▶ _GIVEN INFORMATION_
──────────

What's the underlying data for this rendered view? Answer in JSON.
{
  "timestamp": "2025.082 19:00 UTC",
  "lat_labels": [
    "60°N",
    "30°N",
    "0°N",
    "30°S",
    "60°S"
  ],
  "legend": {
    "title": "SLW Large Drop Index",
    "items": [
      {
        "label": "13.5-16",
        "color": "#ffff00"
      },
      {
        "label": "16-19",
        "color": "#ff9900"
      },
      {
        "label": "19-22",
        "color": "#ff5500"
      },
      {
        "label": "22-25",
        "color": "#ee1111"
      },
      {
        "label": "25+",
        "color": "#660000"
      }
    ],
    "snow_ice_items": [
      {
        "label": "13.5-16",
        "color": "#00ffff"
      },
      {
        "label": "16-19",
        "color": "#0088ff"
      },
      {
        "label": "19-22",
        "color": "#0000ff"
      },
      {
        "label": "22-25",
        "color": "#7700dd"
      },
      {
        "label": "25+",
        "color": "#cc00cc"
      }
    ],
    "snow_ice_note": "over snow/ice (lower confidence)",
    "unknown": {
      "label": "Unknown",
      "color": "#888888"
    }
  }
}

──────────

▶ _WRITTEN REQUEST_
All of the entries must be quoted exactly; please include each one.

▶ _RESPONSE TO THIS EXERCISE_
What's the underlying data for this rendered view? Answer in JSON.
{
  "timestamp": "2025.082 19:00 UTC",
  "lat_labels": [
    "60°N",
    "30°N",
    "0°N",
    "30°S",
    "60°S"
  ],
  "legend": {
    "title": "SLW Large Drop Index",
    "items": [
      {
        "label": "13.5-16",
        "color": "#ffff00"
      },
      {
        "label": "16-19",
        "color": "#ff9900"
      },
      {
        "label": "19-22",
        "color": "#ff5500"
      },
      {
        "label": "22-25",
        "color": "#ee1111"
      },
      {
        "label": "25+",
        "color": "#660000"
      }
    ],
    "snow_ice_items": [
      {
        "label": "13.5-16",
        "color": "#00ffff"
      },
      {
        "label": "16-19",
        "color": "#0088ff"
      },
      {
        "label": "19-22",
        "color": "#0000ff"
      },
      {
        "label": "22-25",
        "color": "#7700dd"
      },
      {
        "label": "25+",
        "color": "#cc00cc"
      }
    ],
    "snow_ice_note": "over snow/ice (lower confidence)",
    "unknown": {
      "label": "Unknown",
      "color": "#888888"
    }
  }
}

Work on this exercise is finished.